* **Given request**: Please write out the material that follows, exactly as it stands.

* **Stored records**:

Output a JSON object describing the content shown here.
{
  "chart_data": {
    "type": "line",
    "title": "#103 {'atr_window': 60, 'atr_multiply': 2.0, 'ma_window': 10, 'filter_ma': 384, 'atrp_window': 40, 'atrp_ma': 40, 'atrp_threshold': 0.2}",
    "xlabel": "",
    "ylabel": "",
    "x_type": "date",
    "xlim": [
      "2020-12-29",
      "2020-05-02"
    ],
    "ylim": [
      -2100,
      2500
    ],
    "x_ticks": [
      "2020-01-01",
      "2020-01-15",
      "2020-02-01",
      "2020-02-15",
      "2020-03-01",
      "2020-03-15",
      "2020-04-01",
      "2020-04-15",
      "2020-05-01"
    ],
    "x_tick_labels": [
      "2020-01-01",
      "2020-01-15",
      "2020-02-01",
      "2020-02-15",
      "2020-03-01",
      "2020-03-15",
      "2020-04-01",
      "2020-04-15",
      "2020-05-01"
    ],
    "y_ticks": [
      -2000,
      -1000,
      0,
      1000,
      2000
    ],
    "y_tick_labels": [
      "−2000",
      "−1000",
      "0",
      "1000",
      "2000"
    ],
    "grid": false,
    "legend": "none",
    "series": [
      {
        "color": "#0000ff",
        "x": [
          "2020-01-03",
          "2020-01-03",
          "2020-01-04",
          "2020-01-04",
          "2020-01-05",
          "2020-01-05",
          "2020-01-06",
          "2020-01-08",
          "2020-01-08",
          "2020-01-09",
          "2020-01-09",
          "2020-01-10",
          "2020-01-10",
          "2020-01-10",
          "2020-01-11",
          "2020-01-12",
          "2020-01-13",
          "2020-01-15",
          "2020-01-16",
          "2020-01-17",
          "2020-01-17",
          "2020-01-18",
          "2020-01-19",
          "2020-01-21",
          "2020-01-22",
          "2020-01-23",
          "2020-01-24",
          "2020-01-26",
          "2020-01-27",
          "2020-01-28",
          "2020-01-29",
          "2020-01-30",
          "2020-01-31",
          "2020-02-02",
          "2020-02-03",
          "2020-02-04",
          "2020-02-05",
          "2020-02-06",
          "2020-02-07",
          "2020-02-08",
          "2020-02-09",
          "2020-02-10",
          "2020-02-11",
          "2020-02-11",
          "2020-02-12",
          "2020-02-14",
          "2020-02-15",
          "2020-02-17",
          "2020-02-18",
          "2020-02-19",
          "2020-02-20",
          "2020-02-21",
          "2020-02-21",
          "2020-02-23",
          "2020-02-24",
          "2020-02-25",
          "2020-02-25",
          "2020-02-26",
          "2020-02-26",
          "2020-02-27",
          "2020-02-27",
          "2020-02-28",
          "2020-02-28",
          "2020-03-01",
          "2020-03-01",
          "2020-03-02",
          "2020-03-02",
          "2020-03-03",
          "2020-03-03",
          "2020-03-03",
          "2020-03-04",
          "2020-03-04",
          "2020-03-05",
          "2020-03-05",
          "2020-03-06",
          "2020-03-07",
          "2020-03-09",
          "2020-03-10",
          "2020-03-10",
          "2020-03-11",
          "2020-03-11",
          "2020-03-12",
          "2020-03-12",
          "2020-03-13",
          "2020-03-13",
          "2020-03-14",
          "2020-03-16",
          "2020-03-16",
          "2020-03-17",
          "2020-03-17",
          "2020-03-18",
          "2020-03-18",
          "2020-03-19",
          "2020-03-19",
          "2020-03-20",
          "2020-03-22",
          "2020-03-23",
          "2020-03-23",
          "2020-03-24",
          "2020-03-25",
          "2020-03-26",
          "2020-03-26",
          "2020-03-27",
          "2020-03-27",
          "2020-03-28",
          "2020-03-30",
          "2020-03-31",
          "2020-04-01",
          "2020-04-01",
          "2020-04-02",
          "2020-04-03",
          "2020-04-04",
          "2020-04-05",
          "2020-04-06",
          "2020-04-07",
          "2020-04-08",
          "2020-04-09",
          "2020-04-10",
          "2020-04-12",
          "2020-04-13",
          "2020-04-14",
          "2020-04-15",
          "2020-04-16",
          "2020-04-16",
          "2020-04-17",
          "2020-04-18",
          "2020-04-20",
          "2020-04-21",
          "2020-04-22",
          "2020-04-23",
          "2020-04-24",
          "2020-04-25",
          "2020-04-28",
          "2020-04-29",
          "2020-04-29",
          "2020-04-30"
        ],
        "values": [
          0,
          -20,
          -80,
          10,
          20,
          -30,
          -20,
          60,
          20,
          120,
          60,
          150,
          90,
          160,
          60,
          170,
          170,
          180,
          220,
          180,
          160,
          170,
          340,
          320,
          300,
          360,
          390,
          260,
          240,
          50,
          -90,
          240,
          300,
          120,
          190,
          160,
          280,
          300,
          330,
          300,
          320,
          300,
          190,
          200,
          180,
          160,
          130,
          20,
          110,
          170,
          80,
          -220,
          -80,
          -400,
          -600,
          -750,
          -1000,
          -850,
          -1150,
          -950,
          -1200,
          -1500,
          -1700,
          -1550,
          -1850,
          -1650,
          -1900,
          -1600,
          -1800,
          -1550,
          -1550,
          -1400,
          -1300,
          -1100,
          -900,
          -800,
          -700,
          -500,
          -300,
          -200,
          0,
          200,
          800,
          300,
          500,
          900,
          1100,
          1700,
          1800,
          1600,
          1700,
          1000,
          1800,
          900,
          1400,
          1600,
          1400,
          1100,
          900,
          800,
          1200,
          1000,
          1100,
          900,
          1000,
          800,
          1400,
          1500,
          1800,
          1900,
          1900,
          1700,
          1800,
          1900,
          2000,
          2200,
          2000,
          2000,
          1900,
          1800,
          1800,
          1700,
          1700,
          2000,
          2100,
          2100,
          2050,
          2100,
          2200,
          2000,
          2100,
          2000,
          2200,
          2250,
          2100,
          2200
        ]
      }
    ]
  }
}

* **Answer to the problem**:
Output a JSON object describing the content shown here.
{
  "chart_data": {
    "type": "line",
    "title": "#103 {'atr_window': 60, 'atr_multiply': 2.0, 'ma_window': 10, 'filter_ma': 384, 'atrp_window': 40, 'atrp_ma': 40, 'atrp_threshold': 0.2}",
    "xlabel": "",
    "ylabel": "",
    "x_type": "date",
    "xlim": [
      "2020-12-29",
      "2020-05-02"
    ],
    "ylim": [
      -2100,
      2500
    ],
    "x_ticks": [
      "2020-01-01",
      "2020-01-15",
      "2020-02-01",
      "2020-02-15",
      "2020-03-01",
      "2020-03-15",
      "2020-04-01",
      "2020-04-15",
      "2020-05-01"
    ],
    "x_tick_labels": [
      "2020-01-01",
      "2020-01-15",
      "2020-02-01",
      "2020-02-15",
      "2020-03-01",
      "2020-03-15",
      "2020-04-01",
      "2020-04-15",
      "2020-05-01"
    ],
    "y_ticks": [
      -2000,
      -1000,
      0,
      1000,
      2000
    ],
    "y_tick_labels": [
      "−2000",
      "−1000",
      "0",
      "1000",
      "2000"
    ],
    "grid": false,
    "legend": "none",
    "series": [
      {
        "color": "#0000ff",
        "x": [
          "2020-01-03",
          "2020-01-03",
          "2020-01-04",
          "2020-01-04",
          "2020-01-05",
          "2020-01-05",
          "2020-01-06",
          "2020-01-08",
          "2020-01-08",
          "2020-01-09",
          "2020-01-09",
          "2020-01-10",
          "2020-01-10",
          "2020-01-10",
          "2020-01-11",
          "2020-01-12",
          "2020-01-13",
          "2020-01-15",
          "2020-01-16",
          "2020-01-17",
          "2020-01-17",
          "2020-01-18",
          "2020-01-19",
          "2020-01-21",
          "2020-01-22",
          "2020-01-23",
          "2020-01-24",
          "2020-01-26",
          "2020-01-27",
          "2020-01-28",
          "2020-01-29",
          "2020-01-30",
          "2020-01-31",
          "2020-02-02",
          "2020-02-03",
          "2020-02-04",
          "2020-02-05",
          "2020-02-06",
          "2020-02-07",
          "2020-02-08",
          "2020-02-09",
          "2020-02-10",
          "2020-02-11",
          "2020-02-11",
          "2020-02-12",
          "2020-02-14",
          "2020-02-15",
          "2020-02-17",
          "2020-02-18",
          "2020-02-19",
          "2020-02-20",
          "2020-02-21",
          "2020-02-21",
          "2020-02-23",
          "2020-02-24",
          "2020-02-25",
          "2020-02-25",
          "2020-02-26",
          "2020-02-26",
          "2020-02-27",
          "2020-02-27",
          "2020-02-28",
          "2020-02-28",
          "2020-03-01",
          "2020-03-01",
          "2020-03-02",
          "2020-03-02",
          "2020-03-03",
          "2020-03-03",
          "2020-03-03",
          "2020-03-04",
          "2020-03-04",
          "2020-03-05",
          "2020-03-05",
          "2020-03-06",
          "2020-03-07",
          "2020-03-09",
          "2020-03-10",
          "2020-03-10",
          "2020-03-11",
          "2020-03-11",
          "2020-03-12",
          "2020-03-12",
          "2020-03-13",
          "2020-03-13",
          "2020-03-14",
          "2020-03-16",
          "2020-03-16",
          "2020-03-17",
          "2020-03-17",
          "2020-03-18",
          "2020-03-18",
          "2020-03-19",
          "2020-03-19",
          "2020-03-20",
          "2020-03-22",
          "2020-03-23",
          "2020-03-23",
          "2020-03-24",
          "2020-03-25",
          "2020-03-26",
          "2020-03-26",
          "2020-03-27",
          "2020-03-27",
          "2020-03-28",
          "2020-03-30",
          "2020-03-31",
          "2020-04-01",
          "2020-04-01",
          "2020-04-02",
          "2020-04-03",
          "2020-04-04",
          "2020-04-05",
          "2020-04-06",
          "2020-04-07",
          "2020-04-08",
          "2020-04-09",
          "2020-04-10",
          "2020-04-12",
          "2020-04-13",
          "2020-04-14",
          "2020-04-15",
          "2020-04-16",
          "2020-04-16",
          "2020-04-17",
          "2020-04-18",
          "2020-04-20",
          "2020-04-21",
          "2020-04-22",
          "2020-04-23",
          "2020-04-24",
          "2020-04-25",
          "2020-04-28",
          "2020-04-29",
          "2020-04-29",
          "2020-04-30"
        ],
        "values": [
          0,
          -20,
          -80,
          10,
          20,
          -30,
          -20,
          60,
          20,
          120,
          60,
          150,
          90,
          160,
          60,
          170,
          170,
          180,
          220,
          180,
          160,
          170,
          340,
          320,
          300,
          360,
          390,
          260,
          240,
          50,
          -90,
          240,
          300,
          120,
          190,
          160,
          280,
          300,
          330,
          300,
          320,
          300,
          190,
          200,
          180,
          160,
          130,
          20,
          110,
          170,
          80,
          -220,
          -80,
          -400,
          -600,
          -750,
          -1000,
          -850,
          -1150,
          -950,
          -1200,
          -1500,
          -1700,
          -1550,
          -1850,
          -1650,
          -1900,
          -1600,
          -1800,
          -1550,
          -1550,
          -1400,
          -1300,
          -1100,
          -900,
          -800,
          -700,
          -500,
          -300,
          -200,
          0,
          200,
          800,
          300,
          500,
          900,
          1100,
          1700,
          1800,
          1600,
          1700,
          1000,
          1800,
          900,
          1400,
          1600,
          1400,
          1100,
          900,
          800,
          1200,
          1000,
          1100,
          900,
          1000,
          800,
          1400,
          1500,
          1800,
          1900,
          1900,
          1700,
          1800,
          1900,
          2000,
          2200,
          2000,
          2000,
          1900,
          1800,
          1800,
          1700,
          1700,
          2000,
          2100,
          2100,
          2050,
          2100,
          2200,
          2000,
          2100,
          2000,
          2200,
          2250,
          2100,
          2200
        ]
      }
    ]
  }
}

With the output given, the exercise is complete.